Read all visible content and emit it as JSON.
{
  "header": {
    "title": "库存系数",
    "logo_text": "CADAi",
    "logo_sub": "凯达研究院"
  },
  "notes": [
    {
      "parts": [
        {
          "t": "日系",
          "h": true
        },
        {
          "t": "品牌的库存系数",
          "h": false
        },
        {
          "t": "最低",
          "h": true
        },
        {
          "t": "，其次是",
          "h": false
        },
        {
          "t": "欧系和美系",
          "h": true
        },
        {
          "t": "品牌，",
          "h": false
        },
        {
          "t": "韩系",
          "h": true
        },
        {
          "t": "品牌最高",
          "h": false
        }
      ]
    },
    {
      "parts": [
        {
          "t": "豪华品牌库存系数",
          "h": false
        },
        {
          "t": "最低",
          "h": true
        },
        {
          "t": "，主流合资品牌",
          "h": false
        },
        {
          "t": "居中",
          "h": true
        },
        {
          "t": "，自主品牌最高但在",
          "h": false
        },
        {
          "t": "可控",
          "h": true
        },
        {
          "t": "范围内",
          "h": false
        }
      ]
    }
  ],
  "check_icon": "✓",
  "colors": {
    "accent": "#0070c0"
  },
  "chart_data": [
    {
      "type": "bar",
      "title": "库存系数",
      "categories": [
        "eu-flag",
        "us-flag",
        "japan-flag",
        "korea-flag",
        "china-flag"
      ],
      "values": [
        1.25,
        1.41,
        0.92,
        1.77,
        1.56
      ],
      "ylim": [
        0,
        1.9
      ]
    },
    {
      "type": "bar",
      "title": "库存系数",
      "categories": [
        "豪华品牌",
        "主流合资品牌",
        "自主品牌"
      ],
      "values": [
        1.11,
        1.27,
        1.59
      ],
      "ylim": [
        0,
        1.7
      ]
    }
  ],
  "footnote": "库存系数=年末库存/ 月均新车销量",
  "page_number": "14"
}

To be done.
Return each entry from above without altering a single character.

Result.
Read all visible content and emit it as JSON.
{
  "header": {
    "title": "库存系数",
    "logo_text": "CADAi",
    "logo_sub": "凯达研究院"
  },
  "notes": [
    {
      "parts": [
        {
          "t": "日系",
          "h": true
        },
        {
          "t": "品牌的库存系数",
          "h": false
        },
        {
          "t": "最低",
          "h": true
        },
        {
          "t": "，其次是",
          "h": false
        },
        {
          "t": "欧系和美系",
          "h": true
        },
        {
          "t": "品牌，",
          "h": false
        },
        {
          "t": "韩系",
          "h": true
        },
        {
          "t": "品牌最高",
          "h": false
        }
      ]
    },
    {
      "parts": [
        {
          "t": "豪华品牌库存系数",
          "h": false
        },
        {
          "t": "最低",
          "h": true
        },
        {
          "t": "，主流合资品牌",
          "h": false
        },
        {
          "t": "居中",
          "h": true
        },
        {
          "t": "，自主品牌最高但在",
          "h": false
        },
        {
          "t": "可控",
          "h": true
        },
        {
          "t": "范围内",
          "h": false
        }
      ]
    }
  ],
  "check_icon": "✓",
  "colors": {
    "accent": "#0070c0"
  },
  "chart_data": [
    {
      "type": "bar",
      "title": "库存系数",
      "categories": [
        "eu-flag",
        "us-flag",
        "japan-flag",
        "korea-flag",
        "china-flag"
      ],
      "values": [
        1.25,
        1.41,
        0.92,
        1.77,
        1.56
      ],
      "ylim": [
        0,
        1.9
      ]
    },
    {
      "type": "bar",
      "title": "库存系数",
      "categories": [
        "豪华品牌",
        "主流合资品牌",
        "自主品牌"
      ],
      "values": [
        1.11,
        1.27,
        1.59
      ],
      "ylim": [
        0,
        1.7
      ]
    }
  ],
  "footnote": "库存系数=年末库存/ 月均新车销量",
  "page_number": "14"
}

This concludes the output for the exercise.